--- Request ---
Every line with the string "triangle" should be gathered.

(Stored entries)

Begin

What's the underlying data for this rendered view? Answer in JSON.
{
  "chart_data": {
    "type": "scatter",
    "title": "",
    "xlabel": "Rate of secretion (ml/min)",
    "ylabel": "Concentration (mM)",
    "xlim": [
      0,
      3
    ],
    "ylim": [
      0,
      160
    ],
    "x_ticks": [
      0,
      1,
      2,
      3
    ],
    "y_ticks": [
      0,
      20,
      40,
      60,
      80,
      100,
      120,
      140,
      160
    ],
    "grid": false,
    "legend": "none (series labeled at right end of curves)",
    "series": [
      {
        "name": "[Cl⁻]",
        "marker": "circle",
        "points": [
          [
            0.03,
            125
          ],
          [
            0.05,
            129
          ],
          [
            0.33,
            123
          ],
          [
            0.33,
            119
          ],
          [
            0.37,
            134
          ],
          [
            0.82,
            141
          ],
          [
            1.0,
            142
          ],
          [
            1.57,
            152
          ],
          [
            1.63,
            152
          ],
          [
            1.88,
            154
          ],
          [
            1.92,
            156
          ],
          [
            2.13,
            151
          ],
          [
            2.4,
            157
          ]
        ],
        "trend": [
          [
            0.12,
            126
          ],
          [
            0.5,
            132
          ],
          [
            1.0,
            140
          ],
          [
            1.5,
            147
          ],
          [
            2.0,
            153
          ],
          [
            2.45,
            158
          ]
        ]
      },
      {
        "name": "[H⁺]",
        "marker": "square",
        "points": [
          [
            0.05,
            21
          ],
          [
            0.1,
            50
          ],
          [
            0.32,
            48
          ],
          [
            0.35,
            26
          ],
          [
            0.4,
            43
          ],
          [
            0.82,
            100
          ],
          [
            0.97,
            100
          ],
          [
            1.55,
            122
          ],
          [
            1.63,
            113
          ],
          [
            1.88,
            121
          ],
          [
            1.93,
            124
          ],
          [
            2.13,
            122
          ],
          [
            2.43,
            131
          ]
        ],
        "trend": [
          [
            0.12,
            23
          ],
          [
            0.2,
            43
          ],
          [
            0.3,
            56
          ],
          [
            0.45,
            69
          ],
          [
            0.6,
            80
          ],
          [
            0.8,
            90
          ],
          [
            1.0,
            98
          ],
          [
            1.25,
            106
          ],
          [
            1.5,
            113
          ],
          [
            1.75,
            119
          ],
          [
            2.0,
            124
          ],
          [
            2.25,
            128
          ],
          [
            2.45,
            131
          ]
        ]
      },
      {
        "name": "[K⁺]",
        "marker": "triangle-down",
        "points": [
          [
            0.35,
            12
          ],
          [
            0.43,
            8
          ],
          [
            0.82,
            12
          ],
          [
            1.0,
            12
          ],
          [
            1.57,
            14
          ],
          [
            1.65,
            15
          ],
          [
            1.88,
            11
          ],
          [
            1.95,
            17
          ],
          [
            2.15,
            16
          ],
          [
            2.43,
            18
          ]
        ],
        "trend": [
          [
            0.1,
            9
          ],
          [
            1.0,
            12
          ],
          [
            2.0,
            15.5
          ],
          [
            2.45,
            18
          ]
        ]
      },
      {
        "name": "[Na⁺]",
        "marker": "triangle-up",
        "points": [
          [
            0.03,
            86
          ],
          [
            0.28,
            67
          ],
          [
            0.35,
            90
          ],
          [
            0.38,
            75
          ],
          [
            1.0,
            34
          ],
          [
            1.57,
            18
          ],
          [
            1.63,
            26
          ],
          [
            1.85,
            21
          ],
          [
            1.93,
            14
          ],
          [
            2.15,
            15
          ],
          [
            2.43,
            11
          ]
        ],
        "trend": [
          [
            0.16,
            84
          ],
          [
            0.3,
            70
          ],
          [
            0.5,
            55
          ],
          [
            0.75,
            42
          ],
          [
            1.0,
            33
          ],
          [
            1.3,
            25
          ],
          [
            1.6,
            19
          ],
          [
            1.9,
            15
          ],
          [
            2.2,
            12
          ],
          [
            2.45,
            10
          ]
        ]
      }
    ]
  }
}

End

--- The result ---
        "marker": "triangle-down",
        "marker": "triangle-up",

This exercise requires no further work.